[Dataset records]
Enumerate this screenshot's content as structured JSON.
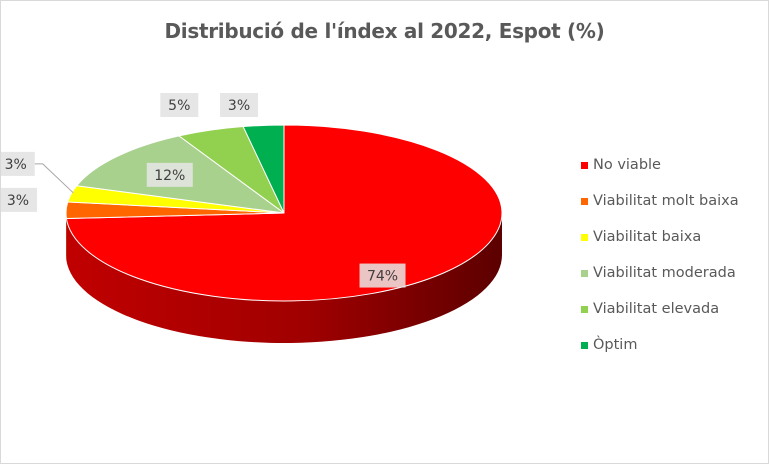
{
  "chart_data": {
    "type": "pie",
    "title": "Distribució de l'índex al 2022, Espot (%)",
    "legend_position": "right",
    "categories": [
      "No viable",
      "Viabilitat molt baixa",
      "Viabilitat baixa",
      "Viabilitat moderada",
      "Viabilitat elevada",
      "Òptim"
    ],
    "values": [
      74,
      3,
      3,
      12,
      5,
      3
    ],
    "data_labels": [
      "74%",
      "3%",
      "3%",
      "12%",
      "5%",
      "3%"
    ],
    "colors": [
      "#ff0000",
      "#ff6600",
      "#ffff00",
      "#a9d18e",
      "#92d050",
      "#00b050"
    ],
    "side_colors": [
      "#b00000",
      "#b04700",
      "#b0b000",
      "#76925f",
      "#659137",
      "#007a38"
    ]
  }
}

[PROBLEM]
Restate each entry word for word, please, but drop any images it holds.

[SOLUTION TO THE PROBLEM]
Enumerate this screenshot's content as structured JSON.
{
  "chart_data": {
    "type": "pie",
    "title": "Distribució de l'índex al 2022, Espot (%)",
    "legend_position": "right",
    "categories": [
      "No viable",
      "Viabilitat molt baixa",
      "Viabilitat baixa",
      "Viabilitat moderada",
      "Viabilitat elevada",
      "Òptim"
    ],
    "values": [
      74,
      3,
      3,
      12,
      5,
      3
    ],
    "data_labels": [
      "74%",
      "3%",
      "3%",
      "12%",
      "5%",
      "3%"
    ],
    "colors": [
      "#ff0000",
      "#ff6600",
      "#ffff00",
      "#a9d18e",
      "#92d050",
      "#00b050"
    ],
    "side_colors": [
      "#b00000",
      "#b04700",
      "#b0b000",
      "#76925f",
      "#659137",
      "#007a38"
    ]
  }
}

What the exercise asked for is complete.